[Collected data entries]
** BEGIN **
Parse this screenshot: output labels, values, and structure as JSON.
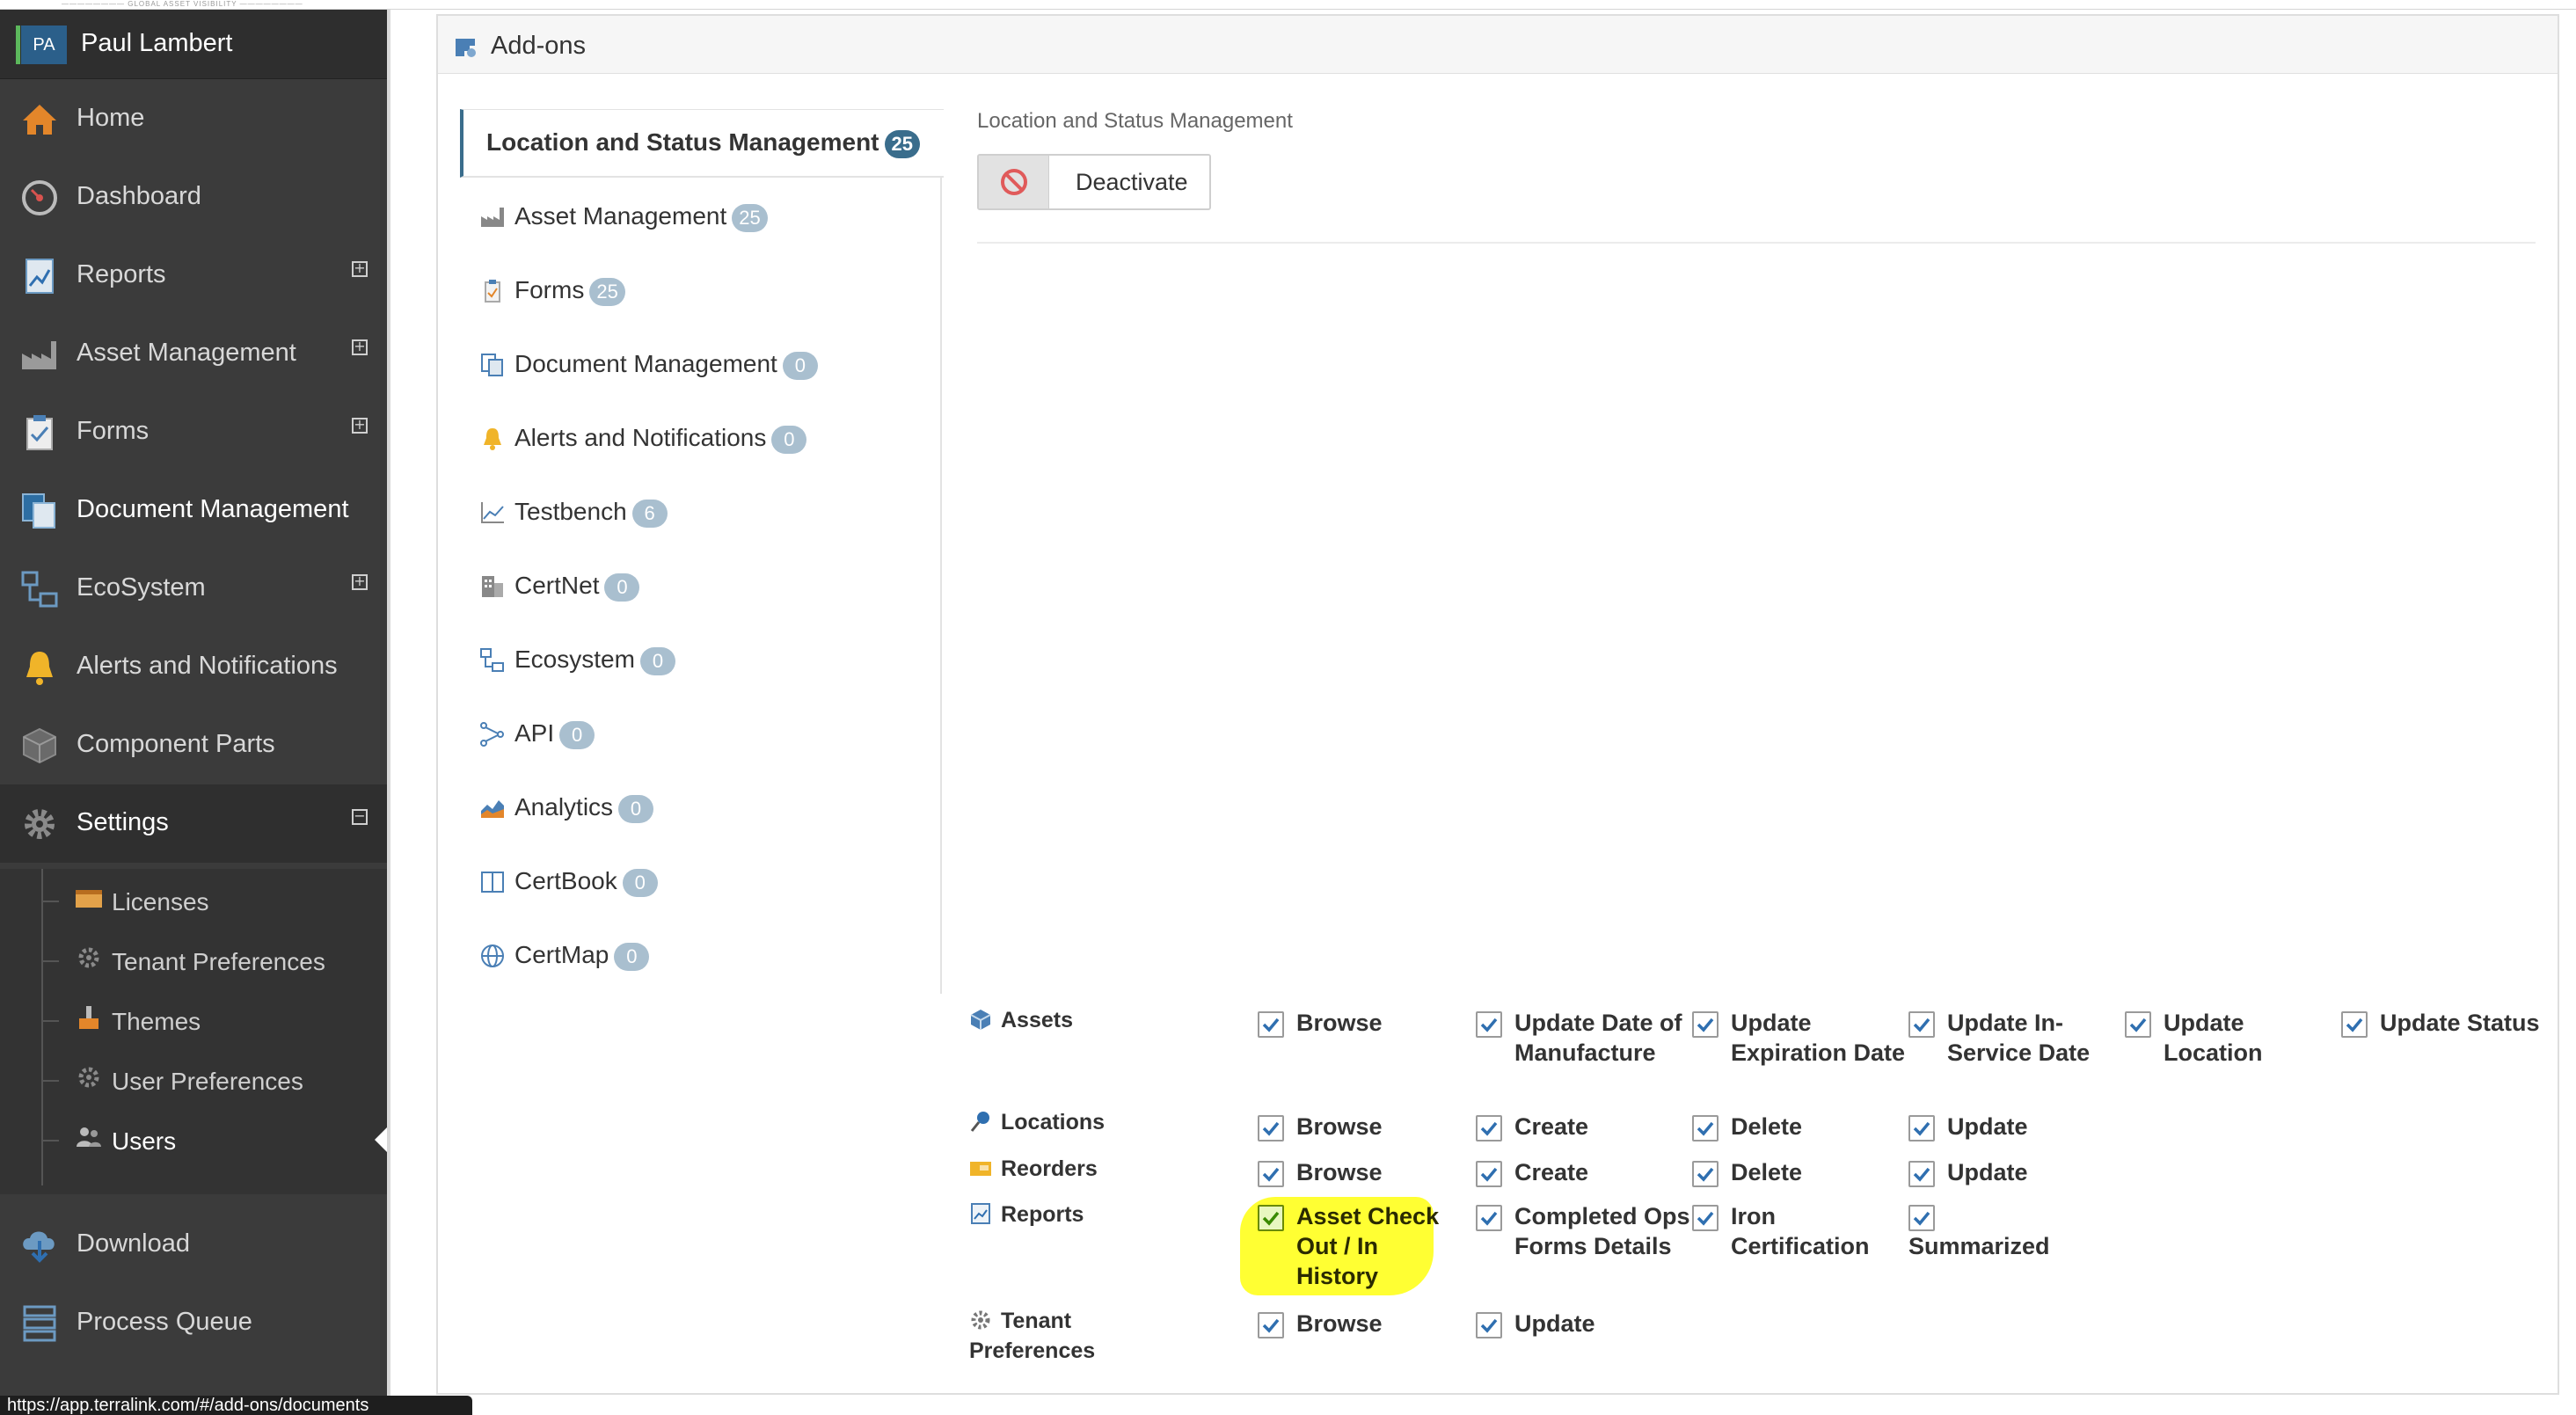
{
  "user": {
    "initials": "PA",
    "name": "Paul Lambert"
  },
  "nav": [
    {
      "label": "Home",
      "icon": "home-icon",
      "expandable": false
    },
    {
      "label": "Dashboard",
      "icon": "speedometer-icon",
      "expandable": false
    },
    {
      "label": "Reports",
      "icon": "report-icon",
      "expandable": true
    },
    {
      "label": "Asset Management",
      "icon": "factory-icon",
      "expandable": true
    },
    {
      "label": "Forms",
      "icon": "clipboard-icon",
      "expandable": true
    },
    {
      "label": "Document Management",
      "icon": "document-icon",
      "expandable": false
    },
    {
      "label": "EcoSystem",
      "icon": "network-icon",
      "expandable": true
    },
    {
      "label": "Alerts and Notifications",
      "icon": "bell-icon",
      "expandable": false
    },
    {
      "label": "Component Parts",
      "icon": "cube-icon",
      "expandable": false
    },
    {
      "label": "Settings",
      "icon": "gear-icon",
      "expandable": true
    }
  ],
  "settings_sub": [
    {
      "label": "Licenses",
      "icon": "license-icon"
    },
    {
      "label": "Tenant Preferences",
      "icon": "gear-icon"
    },
    {
      "label": "Themes",
      "icon": "paint-icon"
    },
    {
      "label": "User Preferences",
      "icon": "gear-icon"
    },
    {
      "label": "Users",
      "icon": "users-icon"
    }
  ],
  "nav_bottom": [
    {
      "label": "Download",
      "icon": "download-icon"
    },
    {
      "label": "Process Queue",
      "icon": "queue-icon"
    }
  ],
  "status_url": "https://app.terralink.com/#/add-ons/documents",
  "panel": {
    "title": "Add-ons"
  },
  "tabs": {
    "active": {
      "label": "Location and Status Management",
      "count": "25"
    },
    "items": [
      {
        "label": "Asset Management",
        "count": "25"
      },
      {
        "label": "Forms",
        "count": "25"
      },
      {
        "label": "Document Management",
        "count": "0"
      },
      {
        "label": "Alerts and Notifications",
        "count": "0"
      },
      {
        "label": "Testbench",
        "count": "6"
      },
      {
        "label": "CertNet",
        "count": "0"
      },
      {
        "label": "Ecosystem",
        "count": "0"
      },
      {
        "label": "API",
        "count": "0"
      },
      {
        "label": "Analytics",
        "count": "0"
      },
      {
        "label": "CertBook",
        "count": "0"
      },
      {
        "label": "CertMap",
        "count": "0"
      }
    ]
  },
  "content": {
    "title": "Location and Status Management",
    "deactivate_label": "Deactivate"
  },
  "permissions": [
    {
      "resource": "Assets",
      "icon": "cube-icon",
      "actions": [
        "Browse",
        "Update Date of Manufacture",
        "Update Expiration Date",
        "Update In-Service Date",
        "Update Location",
        "Update Status"
      ]
    },
    {
      "resource": "Locations",
      "icon": "pin-icon",
      "actions": [
        "Browse",
        "Create",
        "Delete",
        "Update"
      ]
    },
    {
      "resource": "Reorders",
      "icon": "box-icon",
      "actions": [
        "Browse",
        "Create",
        "Delete",
        "Update"
      ]
    },
    {
      "resource": "Reports",
      "icon": "report-icon",
      "actions": [
        "Asset Check Out / In History",
        "Completed Ops Forms Details",
        "Iron Certification",
        "Summarized"
      ]
    },
    {
      "resource": "Tenant Preferences",
      "icon": "gear-icon",
      "actions": [
        "Browse",
        "Update"
      ]
    }
  ],
  "colors": {
    "sidebar": "#3b3b3b",
    "accent": "#3a6d8c",
    "badge": "#a9bfcf",
    "checkbox": "#2f6fb0",
    "highlight": "#ffff33"
  }
}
** END **
• _PROBLEM STATEMENT_
Can the entries above be repeated exactly, without their pictures?

• _CORRECT ANSWER_
Parse this screenshot: output labels, values, and structure as JSON.
{
  "user": {
    "initials": "PA",
    "name": "Paul Lambert"
  },
  "nav": [
    {
      "label": "Home",
      "icon": "home-icon",
      "expandable": false
    },
    {
      "label": "Dashboard",
      "icon": "speedometer-icon",
      "expandable": false
    },
    {
      "label": "Reports",
      "icon": "report-icon",
      "expandable": true
    },
    {
      "label": "Asset Management",
      "icon": "factory-icon",
      "expandable": true
    },
    {
      "label": "Forms",
      "icon": "clipboard-icon",
      "expandable": true
    },
    {
      "label": "Document Management",
      "icon": "document-icon",
      "expandable": false
    },
    {
      "label": "EcoSystem",
      "icon": "network-icon",
      "expandable": true
    },
    {
      "label": "Alerts and Notifications",
      "icon": "bell-icon",
      "expandable": false
    },
    {
      "label": "Component Parts",
      "icon": "cube-icon",
      "expandable": false
    },
    {
      "label": "Settings",
      "icon": "gear-icon",
      "expandable": true
    }
  ],
  "settings_sub": [
    {
      "label": "Licenses",
      "icon": "license-icon"
    },
    {
      "label": "Tenant Preferences",
      "icon": "gear-icon"
    },
    {
      "label": "Themes",
      "icon": "paint-icon"
    },
    {
      "label": "User Preferences",
      "icon": "gear-icon"
    },
    {
      "label": "Users",
      "icon": "users-icon"
    }
  ],
  "nav_bottom": [
    {
      "label": "Download",
      "icon": "download-icon"
    },
    {
      "label": "Process Queue",
      "icon": "queue-icon"
    }
  ],
  "status_url": "https://app.terralink.com/#/add-ons/documents",
  "panel": {
    "title": "Add-ons"
  },
  "tabs": {
    "active": {
      "label": "Location and Status Management",
      "count": "25"
    },
    "items": [
      {
        "label": "Asset Management",
        "count": "25"
      },
      {
        "label": "Forms",
        "count": "25"
      },
      {
        "label": "Document Management",
        "count": "0"
      },
      {
        "label": "Alerts and Notifications",
        "count": "0"
      },
      {
        "label": "Testbench",
        "count": "6"
      },
      {
        "label": "CertNet",
        "count": "0"
      },
      {
        "label": "Ecosystem",
        "count": "0"
      },
      {
        "label": "API",
        "count": "0"
      },
      {
        "label": "Analytics",
        "count": "0"
      },
      {
        "label": "CertBook",
        "count": "0"
      },
      {
        "label": "CertMap",
        "count": "0"
      }
    ]
  },
  "content": {
    "title": "Location and Status Management",
    "deactivate_label": "Deactivate"
  },
  "permissions": [
    {
      "resource": "Assets",
      "icon": "cube-icon",
      "actions": [
        "Browse",
        "Update Date of Manufacture",
        "Update Expiration Date",
        "Update In-Service Date",
        "Update Location",
        "Update Status"
      ]
    },
    {
      "resource": "Locations",
      "icon": "pin-icon",
      "actions": [
        "Browse",
        "Create",
        "Delete",
        "Update"
      ]
    },
    {
      "resource": "Reorders",
      "icon": "box-icon",
      "actions": [
        "Browse",
        "Create",
        "Delete",
        "Update"
      ]
    },
    {
      "resource": "Reports",
      "icon": "report-icon",
      "actions": [
        "Asset Check Out / In History",
        "Completed Ops Forms Details",
        "Iron Certification",
        "Summarized"
      ]
    },
    {
      "resource": "Tenant Preferences",
      "icon": "gear-icon",
      "actions": [
        "Browse",
        "Update"
      ]
    }
  ],
  "colors": {
    "sidebar": "#3b3b3b",
    "accent": "#3a6d8c",
    "badge": "#a9bfcf",
    "checkbox": "#2f6fb0",
    "highlight": "#ffff33"
  }
}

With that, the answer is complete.